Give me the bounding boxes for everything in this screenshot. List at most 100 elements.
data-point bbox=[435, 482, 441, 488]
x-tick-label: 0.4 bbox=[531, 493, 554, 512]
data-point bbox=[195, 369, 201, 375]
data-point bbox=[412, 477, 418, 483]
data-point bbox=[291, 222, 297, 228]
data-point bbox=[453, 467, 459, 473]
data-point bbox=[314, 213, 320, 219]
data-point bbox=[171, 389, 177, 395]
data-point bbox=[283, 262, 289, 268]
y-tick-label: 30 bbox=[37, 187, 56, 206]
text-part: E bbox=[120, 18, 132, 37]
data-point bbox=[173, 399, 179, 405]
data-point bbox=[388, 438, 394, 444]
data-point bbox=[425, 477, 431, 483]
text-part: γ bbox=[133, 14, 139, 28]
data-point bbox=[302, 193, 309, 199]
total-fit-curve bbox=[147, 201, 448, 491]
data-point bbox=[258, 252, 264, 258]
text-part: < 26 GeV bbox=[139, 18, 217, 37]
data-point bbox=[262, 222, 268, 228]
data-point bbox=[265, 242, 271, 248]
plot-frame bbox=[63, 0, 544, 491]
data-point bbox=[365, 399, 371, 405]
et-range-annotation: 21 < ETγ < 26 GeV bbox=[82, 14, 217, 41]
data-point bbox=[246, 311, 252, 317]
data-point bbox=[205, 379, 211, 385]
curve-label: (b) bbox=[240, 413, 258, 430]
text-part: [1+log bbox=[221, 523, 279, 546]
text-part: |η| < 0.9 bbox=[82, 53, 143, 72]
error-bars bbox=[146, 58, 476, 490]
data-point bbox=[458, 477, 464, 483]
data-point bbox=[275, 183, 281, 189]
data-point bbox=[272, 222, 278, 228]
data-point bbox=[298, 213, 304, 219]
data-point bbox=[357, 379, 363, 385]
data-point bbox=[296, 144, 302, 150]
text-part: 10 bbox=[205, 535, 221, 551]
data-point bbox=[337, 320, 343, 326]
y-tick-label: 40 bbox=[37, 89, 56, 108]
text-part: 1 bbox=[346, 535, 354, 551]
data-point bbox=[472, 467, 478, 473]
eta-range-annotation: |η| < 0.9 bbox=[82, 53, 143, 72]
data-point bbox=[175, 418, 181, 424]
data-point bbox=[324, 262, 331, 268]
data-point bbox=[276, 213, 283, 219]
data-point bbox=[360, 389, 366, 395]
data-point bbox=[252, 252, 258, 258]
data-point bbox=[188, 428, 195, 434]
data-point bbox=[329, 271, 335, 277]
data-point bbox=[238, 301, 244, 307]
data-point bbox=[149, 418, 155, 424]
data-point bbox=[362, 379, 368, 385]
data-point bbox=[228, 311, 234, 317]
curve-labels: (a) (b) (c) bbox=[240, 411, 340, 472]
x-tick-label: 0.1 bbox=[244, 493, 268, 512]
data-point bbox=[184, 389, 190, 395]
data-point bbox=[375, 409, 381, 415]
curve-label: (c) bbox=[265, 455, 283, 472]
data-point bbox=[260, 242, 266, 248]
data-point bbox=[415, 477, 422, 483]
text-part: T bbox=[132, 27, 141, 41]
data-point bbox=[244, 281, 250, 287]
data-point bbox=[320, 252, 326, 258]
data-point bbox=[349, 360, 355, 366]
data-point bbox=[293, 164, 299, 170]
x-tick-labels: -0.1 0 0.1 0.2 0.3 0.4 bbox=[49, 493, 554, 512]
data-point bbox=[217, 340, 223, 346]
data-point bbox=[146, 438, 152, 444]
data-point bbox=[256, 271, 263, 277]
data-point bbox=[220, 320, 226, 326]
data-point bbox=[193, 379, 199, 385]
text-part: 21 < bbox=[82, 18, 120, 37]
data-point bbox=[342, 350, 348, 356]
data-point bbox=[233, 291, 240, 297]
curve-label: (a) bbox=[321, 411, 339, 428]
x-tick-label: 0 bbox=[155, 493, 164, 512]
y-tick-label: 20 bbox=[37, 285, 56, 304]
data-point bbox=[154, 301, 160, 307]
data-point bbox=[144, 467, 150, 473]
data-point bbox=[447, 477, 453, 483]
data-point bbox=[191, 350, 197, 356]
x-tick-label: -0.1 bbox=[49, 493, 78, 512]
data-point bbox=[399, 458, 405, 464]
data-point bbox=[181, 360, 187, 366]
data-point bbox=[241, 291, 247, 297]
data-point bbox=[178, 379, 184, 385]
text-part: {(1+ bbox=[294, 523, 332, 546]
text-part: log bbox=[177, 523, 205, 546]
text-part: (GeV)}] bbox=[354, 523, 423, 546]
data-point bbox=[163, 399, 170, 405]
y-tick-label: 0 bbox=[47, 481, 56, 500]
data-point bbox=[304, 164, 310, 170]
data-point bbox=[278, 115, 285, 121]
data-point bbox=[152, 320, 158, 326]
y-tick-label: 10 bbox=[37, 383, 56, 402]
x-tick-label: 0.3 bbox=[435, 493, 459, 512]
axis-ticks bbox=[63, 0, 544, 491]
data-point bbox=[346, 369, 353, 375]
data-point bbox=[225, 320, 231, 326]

###

STATED TASK | Copy all of the rows above word for word, keeping every character unchanged.

OUTPUT |
Give me the bounding boxes for everything in this screenshot. List at most 100 elements.
data-point bbox=[435, 482, 441, 488]
x-tick-label: 0.4 bbox=[531, 493, 554, 512]
data-point bbox=[195, 369, 201, 375]
data-point bbox=[412, 477, 418, 483]
data-point bbox=[291, 222, 297, 228]
data-point bbox=[453, 467, 459, 473]
data-point bbox=[314, 213, 320, 219]
data-point bbox=[171, 389, 177, 395]
data-point bbox=[283, 262, 289, 268]
y-tick-label: 30 bbox=[37, 187, 56, 206]
text-part: E bbox=[120, 18, 132, 37]
data-point bbox=[173, 399, 179, 405]
data-point bbox=[388, 438, 394, 444]
data-point bbox=[425, 477, 431, 483]
text-part: γ bbox=[133, 14, 139, 28]
data-point bbox=[302, 193, 309, 199]
total-fit-curve bbox=[147, 201, 448, 491]
data-point bbox=[258, 252, 264, 258]
text-part: < 26 GeV bbox=[139, 18, 217, 37]
data-point bbox=[262, 222, 268, 228]
data-point bbox=[265, 242, 271, 248]
plot-frame bbox=[63, 0, 544, 491]
data-point bbox=[365, 399, 371, 405]
et-range-annotation: 21 < ETγ < 26 GeV bbox=[82, 14, 217, 41]
data-point bbox=[246, 311, 252, 317]
data-point bbox=[205, 379, 211, 385]
curve-label: (b) bbox=[240, 413, 258, 430]
text-part: [1+log bbox=[221, 523, 279, 546]
text-part: |η| < 0.9 bbox=[82, 53, 143, 72]
error-bars bbox=[146, 58, 476, 490]
data-point bbox=[458, 477, 464, 483]
data-point bbox=[275, 183, 281, 189]
data-point bbox=[272, 222, 278, 228]
data-point bbox=[298, 213, 304, 219]
data-point bbox=[357, 379, 363, 385]
data-point bbox=[296, 144, 302, 150]
text-part: 10 bbox=[205, 535, 221, 551]
data-point bbox=[337, 320, 343, 326]
y-tick-label: 40 bbox=[37, 89, 56, 108]
text-part: 1 bbox=[346, 535, 354, 551]
data-point bbox=[472, 467, 478, 473]
eta-range-annotation: |η| < 0.9 bbox=[82, 53, 143, 72]
data-point bbox=[175, 418, 181, 424]
data-point bbox=[324, 262, 331, 268]
data-point bbox=[276, 213, 283, 219]
data-point bbox=[360, 389, 366, 395]
data-point bbox=[252, 252, 258, 258]
data-point bbox=[188, 428, 195, 434]
data-point bbox=[329, 271, 335, 277]
data-point bbox=[238, 301, 244, 307]
data-point bbox=[149, 418, 155, 424]
data-point bbox=[362, 379, 368, 385]
data-point bbox=[228, 311, 234, 317]
curve-labels: (a) (b) (c) bbox=[240, 411, 340, 472]
x-tick-label: 0.1 bbox=[244, 493, 268, 512]
data-point bbox=[184, 389, 190, 395]
data-point bbox=[375, 409, 381, 415]
curve-label: (c) bbox=[265, 455, 283, 472]
data-point bbox=[260, 242, 266, 248]
data-point bbox=[415, 477, 422, 483]
text-part: T bbox=[132, 27, 141, 41]
data-point bbox=[244, 281, 250, 287]
data-point bbox=[320, 252, 326, 258]
data-point bbox=[349, 360, 355, 366]
data-point bbox=[293, 164, 299, 170]
x-tick-labels: -0.1 0 0.1 0.2 0.3 0.4 bbox=[49, 493, 554, 512]
data-point bbox=[217, 340, 223, 346]
data-point bbox=[146, 438, 152, 444]
data-point bbox=[256, 271, 263, 277]
data-point bbox=[220, 320, 226, 326]
data-point bbox=[193, 379, 199, 385]
text-part: 21 < bbox=[82, 18, 120, 37]
data-point bbox=[342, 350, 348, 356]
data-point bbox=[233, 291, 240, 297]
curve-label: (a) bbox=[321, 411, 339, 428]
x-tick-label: 0 bbox=[155, 493, 164, 512]
y-tick-label: 20 bbox=[37, 285, 56, 304]
data-point bbox=[154, 301, 160, 307]
data-point bbox=[144, 467, 150, 473]
data-point bbox=[447, 477, 453, 483]
data-point bbox=[191, 350, 197, 356]
x-tick-label: -0.1 bbox=[49, 493, 78, 512]
data-point bbox=[399, 458, 405, 464]
data-point bbox=[181, 360, 187, 366]
data-point bbox=[241, 291, 247, 297]
data-point bbox=[178, 379, 184, 385]
text-part: {(1+ bbox=[294, 523, 332, 546]
text-part: log bbox=[177, 523, 205, 546]
text-part: (GeV)}] bbox=[354, 523, 423, 546]
data-point bbox=[163, 399, 170, 405]
y-tick-label: 0 bbox=[47, 481, 56, 500]
data-point bbox=[304, 164, 310, 170]
data-point bbox=[278, 115, 285, 121]
data-point bbox=[152, 320, 158, 326]
y-tick-label: 10 bbox=[37, 383, 56, 402]
x-tick-label: 0.3 bbox=[435, 493, 459, 512]
axis-ticks bbox=[63, 0, 544, 491]
data-point bbox=[346, 369, 353, 375]
data-point bbox=[225, 320, 231, 326]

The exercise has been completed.